#### THE REQUEST:
Return all lines from the listing below in which the string "true" occurs.

#### RAW DATA:
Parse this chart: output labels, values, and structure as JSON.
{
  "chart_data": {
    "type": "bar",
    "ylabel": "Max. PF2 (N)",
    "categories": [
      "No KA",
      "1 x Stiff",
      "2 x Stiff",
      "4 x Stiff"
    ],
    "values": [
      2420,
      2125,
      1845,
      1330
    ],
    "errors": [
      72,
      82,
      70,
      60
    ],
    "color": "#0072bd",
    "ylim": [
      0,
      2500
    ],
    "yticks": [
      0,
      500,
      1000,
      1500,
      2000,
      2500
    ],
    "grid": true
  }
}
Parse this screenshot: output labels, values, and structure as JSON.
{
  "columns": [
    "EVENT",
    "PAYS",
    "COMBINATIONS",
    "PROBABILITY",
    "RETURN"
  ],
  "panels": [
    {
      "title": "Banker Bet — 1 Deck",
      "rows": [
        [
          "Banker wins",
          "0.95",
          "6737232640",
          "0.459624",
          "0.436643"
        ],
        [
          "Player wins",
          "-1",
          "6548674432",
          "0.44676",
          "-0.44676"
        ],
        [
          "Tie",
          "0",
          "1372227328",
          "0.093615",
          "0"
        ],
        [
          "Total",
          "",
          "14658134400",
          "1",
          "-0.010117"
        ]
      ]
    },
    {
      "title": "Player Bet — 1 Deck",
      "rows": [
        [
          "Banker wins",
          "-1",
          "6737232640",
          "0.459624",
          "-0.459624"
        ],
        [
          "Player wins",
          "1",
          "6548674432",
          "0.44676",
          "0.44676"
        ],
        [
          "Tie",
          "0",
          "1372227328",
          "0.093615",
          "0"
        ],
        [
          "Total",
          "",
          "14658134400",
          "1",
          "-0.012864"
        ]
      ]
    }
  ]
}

==

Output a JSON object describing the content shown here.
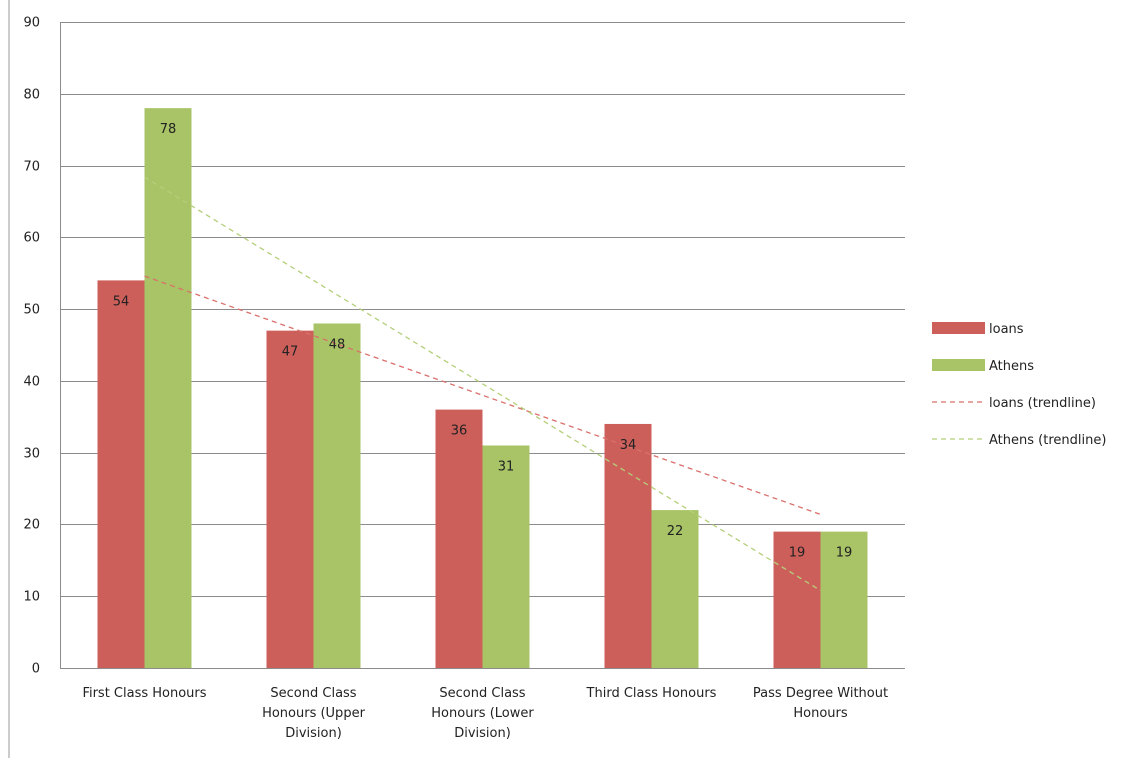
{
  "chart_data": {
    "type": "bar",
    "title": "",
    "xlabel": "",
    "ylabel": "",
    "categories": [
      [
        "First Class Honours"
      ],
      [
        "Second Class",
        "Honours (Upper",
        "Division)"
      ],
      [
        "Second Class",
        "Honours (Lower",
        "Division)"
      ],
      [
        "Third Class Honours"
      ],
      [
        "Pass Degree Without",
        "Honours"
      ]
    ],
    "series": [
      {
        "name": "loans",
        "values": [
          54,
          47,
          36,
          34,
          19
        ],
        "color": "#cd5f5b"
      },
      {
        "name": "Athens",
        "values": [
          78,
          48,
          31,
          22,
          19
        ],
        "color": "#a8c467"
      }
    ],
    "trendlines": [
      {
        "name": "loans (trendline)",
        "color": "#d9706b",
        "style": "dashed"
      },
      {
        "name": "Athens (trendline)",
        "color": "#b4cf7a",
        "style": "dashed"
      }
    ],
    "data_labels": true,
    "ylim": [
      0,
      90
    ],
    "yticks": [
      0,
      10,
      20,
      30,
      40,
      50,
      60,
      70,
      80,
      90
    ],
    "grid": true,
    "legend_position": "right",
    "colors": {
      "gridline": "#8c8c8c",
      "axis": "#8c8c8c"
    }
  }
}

#### OUTPUT OF THE EXERCISE:
    "grid": true
    "data_labels": true,
    "grid": true,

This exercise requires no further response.